* **GIVEN PROBLEM**:
Quote the entries that follow exactly, leaving none out.

-- BEGIN TASK DATA --

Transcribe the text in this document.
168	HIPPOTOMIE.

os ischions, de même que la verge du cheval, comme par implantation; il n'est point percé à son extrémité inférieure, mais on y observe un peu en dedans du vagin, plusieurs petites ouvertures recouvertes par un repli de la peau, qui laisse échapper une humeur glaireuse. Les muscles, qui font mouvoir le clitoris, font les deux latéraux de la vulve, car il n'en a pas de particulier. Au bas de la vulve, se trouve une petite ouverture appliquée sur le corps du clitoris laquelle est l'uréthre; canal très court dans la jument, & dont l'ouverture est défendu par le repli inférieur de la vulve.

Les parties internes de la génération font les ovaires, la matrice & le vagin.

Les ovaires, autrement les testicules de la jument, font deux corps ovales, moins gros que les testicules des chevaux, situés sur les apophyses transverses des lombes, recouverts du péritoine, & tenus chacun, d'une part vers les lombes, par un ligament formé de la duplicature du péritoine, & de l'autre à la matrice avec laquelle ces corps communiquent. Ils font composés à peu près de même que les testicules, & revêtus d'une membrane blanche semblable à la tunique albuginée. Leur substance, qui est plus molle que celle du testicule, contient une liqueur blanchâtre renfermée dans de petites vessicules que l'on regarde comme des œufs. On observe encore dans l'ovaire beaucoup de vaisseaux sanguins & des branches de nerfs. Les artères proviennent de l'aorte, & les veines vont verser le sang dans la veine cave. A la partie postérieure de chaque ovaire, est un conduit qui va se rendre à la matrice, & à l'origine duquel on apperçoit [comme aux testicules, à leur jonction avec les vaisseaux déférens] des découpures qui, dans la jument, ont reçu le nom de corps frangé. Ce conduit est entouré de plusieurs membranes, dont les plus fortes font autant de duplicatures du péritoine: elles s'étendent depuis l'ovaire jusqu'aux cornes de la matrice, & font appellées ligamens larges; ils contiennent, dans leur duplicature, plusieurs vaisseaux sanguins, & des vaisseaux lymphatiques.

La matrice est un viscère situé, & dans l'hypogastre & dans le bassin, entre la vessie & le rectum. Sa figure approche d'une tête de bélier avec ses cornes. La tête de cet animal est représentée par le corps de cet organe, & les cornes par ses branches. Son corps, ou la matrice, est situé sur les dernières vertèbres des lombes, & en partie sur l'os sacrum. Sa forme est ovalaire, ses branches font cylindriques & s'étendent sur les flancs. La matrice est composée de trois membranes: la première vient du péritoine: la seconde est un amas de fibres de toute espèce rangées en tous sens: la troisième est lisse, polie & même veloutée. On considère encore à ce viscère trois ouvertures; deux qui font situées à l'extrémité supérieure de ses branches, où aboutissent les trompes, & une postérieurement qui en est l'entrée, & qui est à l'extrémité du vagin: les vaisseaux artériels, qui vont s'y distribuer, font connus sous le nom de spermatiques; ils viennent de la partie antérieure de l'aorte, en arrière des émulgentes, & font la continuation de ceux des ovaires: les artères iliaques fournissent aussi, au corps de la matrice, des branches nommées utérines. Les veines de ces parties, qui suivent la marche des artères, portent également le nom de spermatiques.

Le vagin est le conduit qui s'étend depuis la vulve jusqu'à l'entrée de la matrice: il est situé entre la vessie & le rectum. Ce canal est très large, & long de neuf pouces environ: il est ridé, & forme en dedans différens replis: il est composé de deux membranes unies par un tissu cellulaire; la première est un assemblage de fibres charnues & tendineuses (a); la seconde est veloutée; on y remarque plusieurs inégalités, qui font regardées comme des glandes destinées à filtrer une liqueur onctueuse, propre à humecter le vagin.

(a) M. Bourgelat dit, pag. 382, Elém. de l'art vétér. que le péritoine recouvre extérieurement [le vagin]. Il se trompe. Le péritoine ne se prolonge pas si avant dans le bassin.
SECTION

-- END TASK DATA --

* **REPLY TO THE TASK**:
Transcribe the text in this document.
168	HIPPOTOMIE.

os ischions, de même que la verge du cheval, comme par implantation; il n'est point percé à son extrémité inférieure, mais on y observe un peu en dedans du vagin, plusieurs petites ouvertures recouvertes par un repli de la peau, qui laisse échapper une humeur glaireuse. Les muscles, qui font mouvoir le clitoris, font les deux latéraux de la vulve, car il n'en a pas de particulier. Au bas de la vulve, se trouve une petite ouverture appliquée sur le corps du clitoris laquelle est l'uréthre; canal très court dans la jument, & dont l'ouverture est défendu par le repli inférieur de la vulve.

Les parties internes de la génération font les ovaires, la matrice & le vagin.

Les ovaires, autrement les testicules de la jument, font deux corps ovales, moins gros que les testicules des chevaux, situés sur les apophyses transverses des lombes, recouverts du péritoine, & tenus chacun, d'une part vers les lombes, par un ligament formé de la duplicature du péritoine, & de l'autre à la matrice avec laquelle ces corps communiquent. Ils font composés à peu près de même que les testicules, & revêtus d'une membrane blanche semblable à la tunique albuginée. Leur substance, qui est plus molle que celle du testicule, contient une liqueur blanchâtre renfermée dans de petites vessicules que l'on regarde comme des œufs. On observe encore dans l'ovaire beaucoup de vaisseaux sanguins & des branches de nerfs. Les artères proviennent de l'aorte, & les veines vont verser le sang dans la veine cave. A la partie postérieure de chaque ovaire, est un conduit qui va se rendre à la matrice, & à l'origine duquel on apperçoit [comme aux testicules, à leur jonction avec les vaisseaux déférens] des découpures qui, dans la jument, ont reçu le nom de corps frangé. Ce conduit est entouré de plusieurs membranes, dont les plus fortes font autant de duplicatures du péritoine: elles s'étendent depuis l'ovaire jusqu'aux cornes de la matrice, & font appellées ligamens larges; ils contiennent, dans leur duplicature, plusieurs vaisseaux sanguins, & des vaisseaux lymphatiques.

La matrice est un viscère situé, & dans l'hypogastre & dans le bassin, entre la vessie & le rectum. Sa figure approche d'une tête de bélier avec ses cornes. La tête de cet animal est représentée par le corps de cet organe, & les cornes par ses branches. Son corps, ou la matrice, est situé sur les dernières vertèbres des lombes, & en partie sur l'os sacrum. Sa forme est ovalaire, ses branches font cylindriques & s'étendent sur les flancs. La matrice est composée de trois membranes: la première vient du péritoine: la seconde est un amas de fibres de toute espèce rangées en tous sens: la troisième est lisse, polie & même veloutée. On considère encore à ce viscère trois ouvertures; deux qui font situées à l'extrémité supérieure de ses branches, où aboutissent les trompes, & une postérieurement qui en est l'entrée, & qui est à l'extrémité du vagin: les vaisseaux artériels, qui vont s'y distribuer, font connus sous le nom de spermatiques; ils viennent de la partie antérieure de l'aorte, en arrière des émulgentes, & font la continuation de ceux des ovaires: les artères iliaques fournissent aussi, au corps de la matrice, des branches nommées utérines. Les veines de ces parties, qui suivent la marche des artères, portent également le nom de spermatiques.

Le vagin est le conduit qui s'étend depuis la vulve jusqu'à l'entrée de la matrice: il est situé entre la vessie & le rectum. Ce canal est très large, & long de neuf pouces environ: il est ridé, & forme en dedans différens replis: il est composé de deux membranes unies par un tissu cellulaire; la première est un assemblage de fibres charnues & tendineuses (a); la seconde est veloutée; on y remarque plusieurs inégalités, qui font regardées comme des glandes destinées à filtrer une liqueur onctueuse, propre à humecter le vagin.

(a) M. Bourgelat dit, pag. 382, Elém. de l'art vétér. que le péritoine recouvre extérieurement [le vagin]. Il se trompe. Le péritoine ne se prolonge pas si avant dans le bassin.
SECTION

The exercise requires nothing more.